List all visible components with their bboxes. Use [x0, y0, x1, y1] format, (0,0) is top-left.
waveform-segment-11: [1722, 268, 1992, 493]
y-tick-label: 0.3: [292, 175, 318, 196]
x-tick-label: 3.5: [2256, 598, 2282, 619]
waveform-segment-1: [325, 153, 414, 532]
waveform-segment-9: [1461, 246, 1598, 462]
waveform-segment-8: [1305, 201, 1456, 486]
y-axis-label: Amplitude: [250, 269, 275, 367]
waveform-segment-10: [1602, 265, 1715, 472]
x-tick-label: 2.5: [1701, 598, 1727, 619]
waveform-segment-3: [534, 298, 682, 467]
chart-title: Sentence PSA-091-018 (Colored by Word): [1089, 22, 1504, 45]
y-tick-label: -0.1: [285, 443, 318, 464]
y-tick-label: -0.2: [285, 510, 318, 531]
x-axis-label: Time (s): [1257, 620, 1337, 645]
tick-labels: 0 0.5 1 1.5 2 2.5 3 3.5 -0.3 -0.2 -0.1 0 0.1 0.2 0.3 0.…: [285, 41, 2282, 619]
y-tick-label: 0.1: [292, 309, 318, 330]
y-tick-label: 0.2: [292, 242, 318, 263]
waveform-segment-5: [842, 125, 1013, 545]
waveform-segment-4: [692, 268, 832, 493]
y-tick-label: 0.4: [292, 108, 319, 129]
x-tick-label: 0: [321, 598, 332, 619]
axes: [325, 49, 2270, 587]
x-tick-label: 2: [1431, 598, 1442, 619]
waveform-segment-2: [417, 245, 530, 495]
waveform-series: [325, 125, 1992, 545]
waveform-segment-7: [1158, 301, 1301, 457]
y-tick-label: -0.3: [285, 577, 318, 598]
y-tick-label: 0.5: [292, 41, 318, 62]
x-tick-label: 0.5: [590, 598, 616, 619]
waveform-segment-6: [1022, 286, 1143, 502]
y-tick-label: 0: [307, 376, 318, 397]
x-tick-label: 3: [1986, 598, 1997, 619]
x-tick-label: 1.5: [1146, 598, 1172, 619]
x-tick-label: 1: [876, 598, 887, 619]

PROBLEM DESCRIPTION: Rewrite all the entries above, replacing "Amplitude" with "Signal Level" and keeping everything else the same.

WRITTEN SOLUTION:
List all visible components with their bboxes. Use [x0, y0, x1, y1] format, (0,0) is top-left.
waveform-segment-11: [1722, 268, 1992, 493]
y-tick-label: 0.3: [292, 175, 318, 196]
x-tick-label: 3.5: [2256, 598, 2282, 619]
waveform-segment-1: [325, 153, 414, 532]
waveform-segment-9: [1461, 246, 1598, 462]
waveform-segment-8: [1305, 201, 1456, 486]
y-axis-label: Signal Level: [250, 269, 275, 367]
waveform-segment-10: [1602, 265, 1715, 472]
x-tick-label: 2.5: [1701, 598, 1727, 619]
waveform-segment-3: [534, 298, 682, 467]
chart-title: Sentence PSA-091-018 (Colored by Word): [1089, 22, 1504, 45]
y-tick-label: -0.1: [285, 443, 318, 464]
y-tick-label: -0.2: [285, 510, 318, 531]
x-axis-label: Time (s): [1257, 620, 1337, 645]
tick-labels: 0 0.5 1 1.5 2 2.5 3 3.5 -0.3 -0.2 -0.1 0 0.1 0.2 0.3 0.…: [285, 41, 2282, 619]
y-tick-label: 0.1: [292, 309, 318, 330]
y-tick-label: 0.2: [292, 242, 318, 263]
waveform-segment-5: [842, 125, 1013, 545]
waveform-segment-4: [692, 268, 832, 493]
y-tick-label: 0.4: [292, 108, 319, 129]
x-tick-label: 0: [321, 598, 332, 619]
axes: [325, 49, 2270, 587]
x-tick-label: 2: [1431, 598, 1442, 619]
waveform-segment-2: [417, 245, 530, 495]
waveform-series: [325, 125, 1992, 545]
waveform-segment-7: [1158, 301, 1301, 457]
y-tick-label: -0.3: [285, 577, 318, 598]
y-tick-label: 0.5: [292, 41, 318, 62]
x-tick-label: 0.5: [590, 598, 616, 619]
waveform-segment-6: [1022, 286, 1143, 502]
y-tick-label: 0: [307, 376, 318, 397]
x-tick-label: 3: [1986, 598, 1997, 619]
x-tick-label: 1.5: [1146, 598, 1172, 619]
x-tick-label: 1: [876, 598, 887, 619]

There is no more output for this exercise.